JOB –
Transcribe the entries below exactly; leave every image out.

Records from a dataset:
= = = = =

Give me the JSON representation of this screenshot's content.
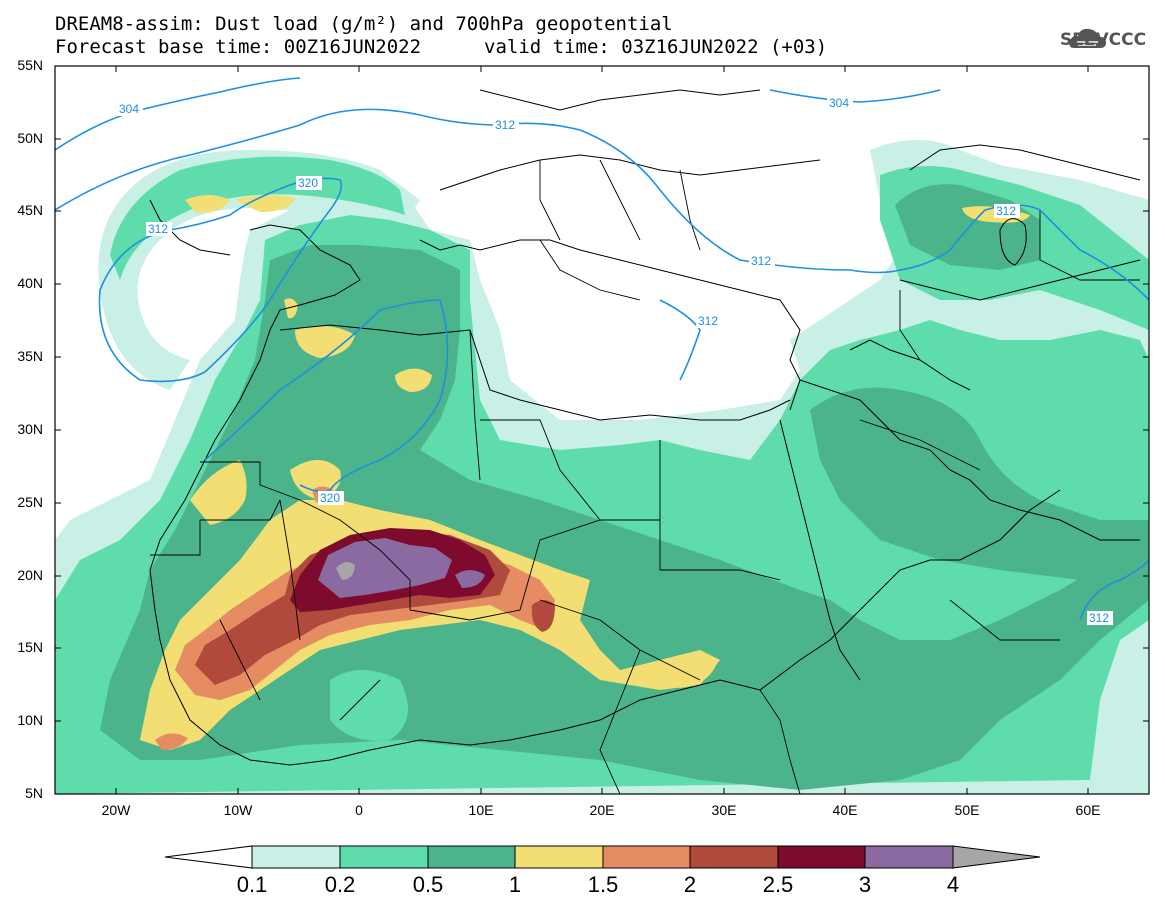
{
  "header": {
    "title_line1": "DREAM8-assim: Dust load (g/m²) and 700hPa geopotential",
    "title_line2": "Forecast base time: 00Z16JUN2022",
    "valid_time": "valid time: 03Z16JUN2022 (+03)",
    "logo": "SEEVCCC",
    "logo_icon": "cloud-icon"
  },
  "axes": {
    "lat_labels": [
      "55N",
      "50N",
      "45N",
      "40N",
      "35N",
      "30N",
      "25N",
      "20N",
      "15N",
      "10N",
      "5N"
    ],
    "lon_labels": [
      "20W",
      "10W",
      "0",
      "10E",
      "20E",
      "30E",
      "40E",
      "50E",
      "60E"
    ]
  },
  "contours": {
    "labels": [
      "304",
      "304",
      "312",
      "320",
      "312",
      "312",
      "312",
      "320",
      "312",
      "312"
    ]
  },
  "colorbar": {
    "ticks": [
      "0.1",
      "0.2",
      "0.5",
      "1",
      "1.5",
      "2",
      "2.5",
      "3",
      "4"
    ],
    "colors": [
      "#c8f0e6",
      "#5fdcac",
      "#4cb48a",
      "#f2de73",
      "#e58c63",
      "#b04a3c",
      "#7e0a2d",
      "#8a6aa0",
      "#a6a6a6"
    ]
  },
  "colors": {
    "contour_line": "#1e90e0",
    "border": "#000000",
    "frame": "#000000"
  }
}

= = = = =

FINAL RESULT –
Give me the JSON representation of this screenshot's content.
{
  "header": {
    "title_line1": "DREAM8-assim: Dust load (g/m²) and 700hPa geopotential",
    "title_line2": "Forecast base time: 00Z16JUN2022",
    "valid_time": "valid time: 03Z16JUN2022 (+03)",
    "logo": "SEEVCCC",
    "logo_icon": "cloud-icon"
  },
  "axes": {
    "lat_labels": [
      "55N",
      "50N",
      "45N",
      "40N",
      "35N",
      "30N",
      "25N",
      "20N",
      "15N",
      "10N",
      "5N"
    ],
    "lon_labels": [
      "20W",
      "10W",
      "0",
      "10E",
      "20E",
      "30E",
      "40E",
      "50E",
      "60E"
    ]
  },
  "contours": {
    "labels": [
      "304",
      "304",
      "312",
      "320",
      "312",
      "312",
      "312",
      "320",
      "312",
      "312"
    ]
  },
  "colorbar": {
    "ticks": [
      "0.1",
      "0.2",
      "0.5",
      "1",
      "1.5",
      "2",
      "2.5",
      "3",
      "4"
    ],
    "colors": [
      "#c8f0e6",
      "#5fdcac",
      "#4cb48a",
      "#f2de73",
      "#e58c63",
      "#b04a3c",
      "#7e0a2d",
      "#8a6aa0",
      "#a6a6a6"
    ]
  },
  "colors": {
    "contour_line": "#1e90e0",
    "border": "#000000",
    "frame": "#000000"
  }
}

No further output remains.